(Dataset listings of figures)
/---

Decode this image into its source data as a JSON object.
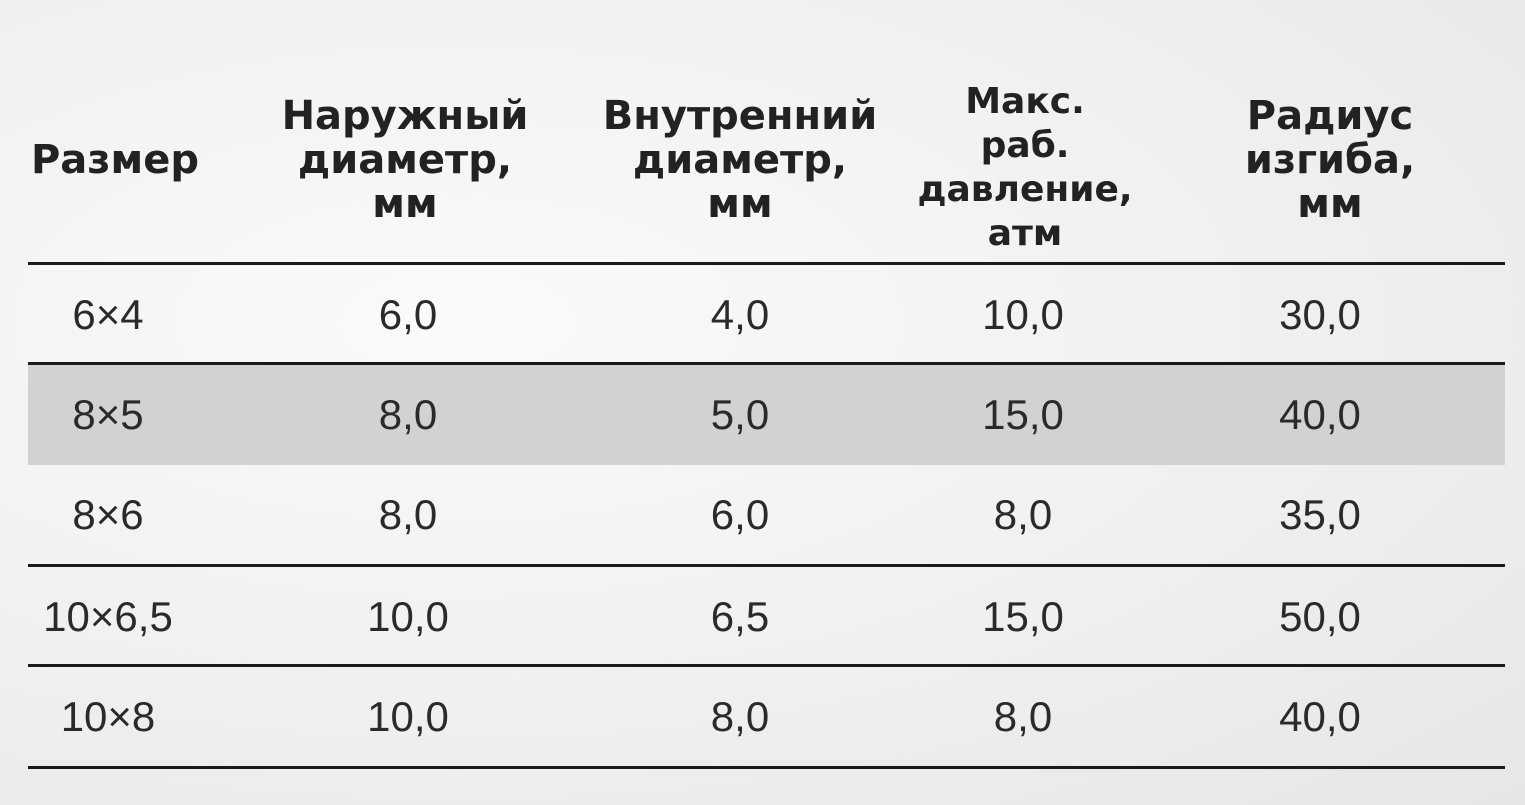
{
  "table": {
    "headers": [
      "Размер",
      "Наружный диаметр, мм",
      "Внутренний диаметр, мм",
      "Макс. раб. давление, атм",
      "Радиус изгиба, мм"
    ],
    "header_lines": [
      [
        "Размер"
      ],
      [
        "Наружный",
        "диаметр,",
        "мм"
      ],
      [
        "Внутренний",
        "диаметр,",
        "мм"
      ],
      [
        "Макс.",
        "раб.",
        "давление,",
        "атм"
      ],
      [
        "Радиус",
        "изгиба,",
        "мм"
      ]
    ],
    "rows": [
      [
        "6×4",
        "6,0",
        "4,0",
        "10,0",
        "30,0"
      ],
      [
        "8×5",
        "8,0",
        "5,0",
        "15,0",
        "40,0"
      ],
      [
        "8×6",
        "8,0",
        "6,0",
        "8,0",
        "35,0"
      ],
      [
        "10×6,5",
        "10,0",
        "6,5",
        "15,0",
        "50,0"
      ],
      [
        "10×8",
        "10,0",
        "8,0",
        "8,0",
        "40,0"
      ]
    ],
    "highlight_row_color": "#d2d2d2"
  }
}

\---

DIRECTION:
Retype the whole listing, keeping every line identical and omitting all pictures.

SOLVED EXERCISE:
Decode this image into its source data as a JSON object.
{
  "table": {
    "headers": [
      "Размер",
      "Наружный диаметр, мм",
      "Внутренний диаметр, мм",
      "Макс. раб. давление, атм",
      "Радиус изгиба, мм"
    ],
    "header_lines": [
      [
        "Размер"
      ],
      [
        "Наружный",
        "диаметр,",
        "мм"
      ],
      [
        "Внутренний",
        "диаметр,",
        "мм"
      ],
      [
        "Макс.",
        "раб.",
        "давление,",
        "атм"
      ],
      [
        "Радиус",
        "изгиба,",
        "мм"
      ]
    ],
    "rows": [
      [
        "6×4",
        "6,0",
        "4,0",
        "10,0",
        "30,0"
      ],
      [
        "8×5",
        "8,0",
        "5,0",
        "15,0",
        "40,0"
      ],
      [
        "8×6",
        "8,0",
        "6,0",
        "8,0",
        "35,0"
      ],
      [
        "10×6,5",
        "10,0",
        "6,5",
        "15,0",
        "50,0"
      ],
      [
        "10×8",
        "10,0",
        "8,0",
        "8,0",
        "40,0"
      ]
    ],
    "highlight_row_color": "#d2d2d2"
  }
}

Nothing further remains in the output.